## [WHAT THE TASK REQUIRES]
Return each entry exactly, omitting nothing.

Records from a dataset
▽
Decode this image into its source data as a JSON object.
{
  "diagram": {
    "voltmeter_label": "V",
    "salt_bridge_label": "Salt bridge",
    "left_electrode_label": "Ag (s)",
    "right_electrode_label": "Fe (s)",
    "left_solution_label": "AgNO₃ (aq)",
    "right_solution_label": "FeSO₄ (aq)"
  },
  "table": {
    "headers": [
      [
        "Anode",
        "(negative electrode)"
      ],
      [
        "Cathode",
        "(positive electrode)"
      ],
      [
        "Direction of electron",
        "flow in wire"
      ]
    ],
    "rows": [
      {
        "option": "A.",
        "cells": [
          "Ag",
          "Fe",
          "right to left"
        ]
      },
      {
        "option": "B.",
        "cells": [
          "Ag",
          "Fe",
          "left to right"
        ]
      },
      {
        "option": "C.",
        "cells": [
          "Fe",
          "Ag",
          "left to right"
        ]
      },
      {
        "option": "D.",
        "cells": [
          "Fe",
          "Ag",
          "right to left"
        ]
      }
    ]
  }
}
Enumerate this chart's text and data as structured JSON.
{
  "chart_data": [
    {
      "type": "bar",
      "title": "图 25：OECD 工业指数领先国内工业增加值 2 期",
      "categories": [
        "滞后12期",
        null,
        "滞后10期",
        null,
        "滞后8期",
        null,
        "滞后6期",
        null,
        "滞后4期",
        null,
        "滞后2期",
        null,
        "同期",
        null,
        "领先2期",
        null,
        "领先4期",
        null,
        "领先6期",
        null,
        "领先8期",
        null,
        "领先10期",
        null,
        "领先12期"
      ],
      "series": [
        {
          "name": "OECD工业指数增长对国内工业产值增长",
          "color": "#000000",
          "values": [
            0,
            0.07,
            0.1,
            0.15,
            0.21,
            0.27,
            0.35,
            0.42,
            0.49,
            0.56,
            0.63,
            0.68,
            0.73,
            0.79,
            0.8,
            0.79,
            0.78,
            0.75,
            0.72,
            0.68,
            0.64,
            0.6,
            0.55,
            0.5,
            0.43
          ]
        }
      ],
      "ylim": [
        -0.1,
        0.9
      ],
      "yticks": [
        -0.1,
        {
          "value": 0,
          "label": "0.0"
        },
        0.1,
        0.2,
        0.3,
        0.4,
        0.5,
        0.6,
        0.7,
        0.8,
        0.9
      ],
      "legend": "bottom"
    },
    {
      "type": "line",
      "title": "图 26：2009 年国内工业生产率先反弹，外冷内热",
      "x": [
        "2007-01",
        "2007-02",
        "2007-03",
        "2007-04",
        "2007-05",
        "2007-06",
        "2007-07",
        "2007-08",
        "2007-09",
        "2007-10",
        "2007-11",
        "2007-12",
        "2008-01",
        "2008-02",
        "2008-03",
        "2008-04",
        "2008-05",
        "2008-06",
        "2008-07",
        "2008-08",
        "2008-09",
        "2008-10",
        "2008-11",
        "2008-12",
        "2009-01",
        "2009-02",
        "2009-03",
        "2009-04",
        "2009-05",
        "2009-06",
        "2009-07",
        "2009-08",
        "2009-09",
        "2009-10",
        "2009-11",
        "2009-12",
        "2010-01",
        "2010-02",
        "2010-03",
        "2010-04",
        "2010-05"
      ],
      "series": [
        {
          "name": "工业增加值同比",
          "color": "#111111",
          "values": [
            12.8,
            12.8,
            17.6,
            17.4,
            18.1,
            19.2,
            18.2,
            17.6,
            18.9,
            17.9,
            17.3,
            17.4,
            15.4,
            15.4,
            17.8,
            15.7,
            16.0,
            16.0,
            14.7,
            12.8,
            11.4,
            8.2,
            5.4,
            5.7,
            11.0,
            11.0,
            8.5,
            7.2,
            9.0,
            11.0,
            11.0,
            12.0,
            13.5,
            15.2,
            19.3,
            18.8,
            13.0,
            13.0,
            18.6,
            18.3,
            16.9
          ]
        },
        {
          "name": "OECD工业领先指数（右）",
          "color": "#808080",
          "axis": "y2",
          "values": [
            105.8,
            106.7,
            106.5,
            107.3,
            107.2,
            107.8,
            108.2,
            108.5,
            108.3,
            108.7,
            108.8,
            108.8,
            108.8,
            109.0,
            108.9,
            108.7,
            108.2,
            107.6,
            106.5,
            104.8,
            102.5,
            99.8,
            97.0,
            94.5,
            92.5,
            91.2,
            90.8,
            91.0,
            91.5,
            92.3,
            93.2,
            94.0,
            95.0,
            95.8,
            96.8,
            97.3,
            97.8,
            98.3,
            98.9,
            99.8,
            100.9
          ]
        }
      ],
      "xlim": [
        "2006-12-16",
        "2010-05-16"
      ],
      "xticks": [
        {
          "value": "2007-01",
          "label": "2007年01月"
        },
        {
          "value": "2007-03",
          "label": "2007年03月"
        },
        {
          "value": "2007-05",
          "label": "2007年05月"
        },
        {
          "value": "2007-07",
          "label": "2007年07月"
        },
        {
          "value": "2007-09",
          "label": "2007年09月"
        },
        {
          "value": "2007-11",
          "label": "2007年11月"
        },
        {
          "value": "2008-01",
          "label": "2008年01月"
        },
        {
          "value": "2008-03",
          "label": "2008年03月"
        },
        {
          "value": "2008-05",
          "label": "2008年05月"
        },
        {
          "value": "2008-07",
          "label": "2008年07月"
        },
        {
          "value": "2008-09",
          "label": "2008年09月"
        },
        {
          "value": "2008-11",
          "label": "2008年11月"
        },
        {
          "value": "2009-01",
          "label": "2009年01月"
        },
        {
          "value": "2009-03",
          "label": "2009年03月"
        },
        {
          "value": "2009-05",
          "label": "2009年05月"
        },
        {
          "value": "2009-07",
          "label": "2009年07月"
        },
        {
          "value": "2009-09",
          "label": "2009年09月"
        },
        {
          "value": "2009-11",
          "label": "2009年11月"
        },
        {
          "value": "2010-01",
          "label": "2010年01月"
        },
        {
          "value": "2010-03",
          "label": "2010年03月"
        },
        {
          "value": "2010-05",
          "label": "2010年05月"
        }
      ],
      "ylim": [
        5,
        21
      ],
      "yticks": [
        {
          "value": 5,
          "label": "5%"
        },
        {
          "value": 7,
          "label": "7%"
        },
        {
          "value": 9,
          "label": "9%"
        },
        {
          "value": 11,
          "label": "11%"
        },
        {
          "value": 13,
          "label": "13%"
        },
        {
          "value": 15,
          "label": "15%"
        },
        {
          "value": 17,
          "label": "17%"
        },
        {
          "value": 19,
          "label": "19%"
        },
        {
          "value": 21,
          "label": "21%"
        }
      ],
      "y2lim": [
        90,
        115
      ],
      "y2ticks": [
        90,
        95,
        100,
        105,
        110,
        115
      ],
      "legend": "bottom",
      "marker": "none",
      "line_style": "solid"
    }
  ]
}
△
## [FINISHED EXERCISE]
Decode this image into its source data as a JSON object.
{
  "diagram": {
    "voltmeter_label": "V",
    "salt_bridge_label": "Salt bridge",
    "left_electrode_label": "Ag (s)",
    "right_electrode_label": "Fe (s)",
    "left_solution_label": "AgNO₃ (aq)",
    "right_solution_label": "FeSO₄ (aq)"
  },
  "table": {
    "headers": [
      [
        "Anode",
        "(negative electrode)"
      ],
      [
        "Cathode",
        "(positive electrode)"
      ],
      [
        "Direction of electron",
        "flow in wire"
      ]
    ],
    "rows": [
      {
        "option": "A.",
        "cells": [
          "Ag",
          "Fe",
          "right to left"
        ]
      },
      {
        "option": "B.",
        "cells": [
          "Ag",
          "Fe",
          "left to right"
        ]
      },
      {
        "option": "C.",
        "cells": [
          "Fe",
          "Ag",
          "left to right"
        ]
      },
      {
        "option": "D.",
        "cells": [
          "Fe",
          "Ag",
          "right to left"
        ]
      }
    ]
  }
}
Enumerate this chart's text and data as structured JSON.
{
  "chart_data": [
    {
      "type": "bar",
      "title": "图 25：OECD 工业指数领先国内工业增加值 2 期",
      "categories": [
        "滞后12期",
        null,
        "滞后10期",
        null,
        "滞后8期",
        null,
        "滞后6期",
        null,
        "滞后4期",
        null,
        "滞后2期",
        null,
        "同期",
        null,
        "领先2期",
        null,
        "领先4期",
        null,
        "领先6期",
        null,
        "领先8期",
        null,
        "领先10期",
        null,
        "领先12期"
      ],
      "series": [
        {
          "name": "OECD工业指数增长对国内工业产值增长",
          "color": "#000000",
          "values": [
            0,
            0.07,
            0.1,
            0.15,
            0.21,
            0.27,
            0.35,
            0.42,
            0.49,
            0.56,
            0.63,
            0.68,
            0.73,
            0.79,
            0.8,
            0.79,
            0.78,
            0.75,
            0.72,
            0.68,
            0.64,
            0.6,
            0.55,
            0.5,
            0.43
          ]
        }
      ],
      "ylim": [
        -0.1,
        0.9
      ],
      "yticks": [
        -0.1,
        {
          "value": 0,
          "label": "0.0"
        },
        0.1,
        0.2,
        0.3,
        0.4,
        0.5,
        0.6,
        0.7,
        0.8,
        0.9
      ],
      "legend": "bottom"
    },
    {
      "type": "line",
      "title": "图 26：2009 年国内工业生产率先反弹，外冷内热",
      "x": [
        "2007-01",
        "2007-02",
        "2007-03",
        "2007-04",
        "2007-05",
        "2007-06",
        "2007-07",
        "2007-08",
        "2007-09",
        "2007-10",
        "2007-11",
        "2007-12",
        "2008-01",
        "2008-02",
        "2008-03",
        "2008-04",
        "2008-05",
        "2008-06",
        "2008-07",
        "2008-08",
        "2008-09",
        "2008-10",
        "2008-11",
        "2008-12",
        "2009-01",
        "2009-02",
        "2009-03",
        "2009-04",
        "2009-05",
        "2009-06",
        "2009-07",
        "2009-08",
        "2009-09",
        "2009-10",
        "2009-11",
        "2009-12",
        "2010-01",
        "2010-02",
        "2010-03",
        "2010-04",
        "2010-05"
      ],
      "series": [
        {
          "name": "工业增加值同比",
          "color": "#111111",
          "values": [
            12.8,
            12.8,
            17.6,
            17.4,
            18.1,
            19.2,
            18.2,
            17.6,
            18.9,
            17.9,
            17.3,
            17.4,
            15.4,
            15.4,
            17.8,
            15.7,
            16.0,
            16.0,
            14.7,
            12.8,
            11.4,
            8.2,
            5.4,
            5.7,
            11.0,
            11.0,
            8.5,
            7.2,
            9.0,
            11.0,
            11.0,
            12.0,
            13.5,
            15.2,
            19.3,
            18.8,
            13.0,
            13.0,
            18.6,
            18.3,
            16.9
          ]
        },
        {
          "name": "OECD工业领先指数（右）",
          "color": "#808080",
          "axis": "y2",
          "values": [
            105.8,
            106.7,
            106.5,
            107.3,
            107.2,
            107.8,
            108.2,
            108.5,
            108.3,
            108.7,
            108.8,
            108.8,
            108.8,
            109.0,
            108.9,
            108.7,
            108.2,
            107.6,
            106.5,
            104.8,
            102.5,
            99.8,
            97.0,
            94.5,
            92.5,
            91.2,
            90.8,
            91.0,
            91.5,
            92.3,
            93.2,
            94.0,
            95.0,
            95.8,
            96.8,
            97.3,
            97.8,
            98.3,
            98.9,
            99.8,
            100.9
          ]
        }
      ],
      "xlim": [
        "2006-12-16",
        "2010-05-16"
      ],
      "xticks": [
        {
          "value": "2007-01",
          "label": "2007年01月"
        },
        {
          "value": "2007-03",
          "label": "2007年03月"
        },
        {
          "value": "2007-05",
          "label": "2007年05月"
        },
        {
          "value": "2007-07",
          "label": "2007年07月"
        },
        {
          "value": "2007-09",
          "label": "2007年09月"
        },
        {
          "value": "2007-11",
          "label": "2007年11月"
        },
        {
          "value": "2008-01",
          "label": "2008年01月"
        },
        {
          "value": "2008-03",
          "label": "2008年03月"
        },
        {
          "value": "2008-05",
          "label": "2008年05月"
        },
        {
          "value": "2008-07",
          "label": "2008年07月"
        },
        {
          "value": "2008-09",
          "label": "2008年09月"
        },
        {
          "value": "2008-11",
          "label": "2008年11月"
        },
        {
          "value": "2009-01",
          "label": "2009年01月"
        },
        {
          "value": "2009-03",
          "label": "2009年03月"
        },
        {
          "value": "2009-05",
          "label": "2009年05月"
        },
        {
          "value": "2009-07",
          "label": "2009年07月"
        },
        {
          "value": "2009-09",
          "label": "2009年09月"
        },
        {
          "value": "2009-11",
          "label": "2009年11月"
        },
        {
          "value": "2010-01",
          "label": "2010年01月"
        },
        {
          "value": "2010-03",
          "label": "2010年03月"
        },
        {
          "value": "2010-05",
          "label": "2010年05月"
        }
      ],
      "ylim": [
        5,
        21
      ],
      "yticks": [
        {
          "value": 5,
          "label": "5%"
        },
        {
          "value": 7,
          "label": "7%"
        },
        {
          "value": 9,
          "label": "9%"
        },
        {
          "value": 11,
          "label": "11%"
        },
        {
          "value": 13,
          "label": "13%"
        },
        {
          "value": 15,
          "label": "15%"
        },
        {
          "value": 17,
          "label": "17%"
        },
        {
          "value": 19,
          "label": "19%"
        },
        {
          "value": 21,
          "label": "21%"
        }
      ],
      "y2lim": [
        90,
        115
      ],
      "y2ticks": [
        90,
        95,
        100,
        105,
        110,
        115
      ],
      "legend": "bottom",
      "marker": "none",
      "line_style": "solid"
    }
  ]
}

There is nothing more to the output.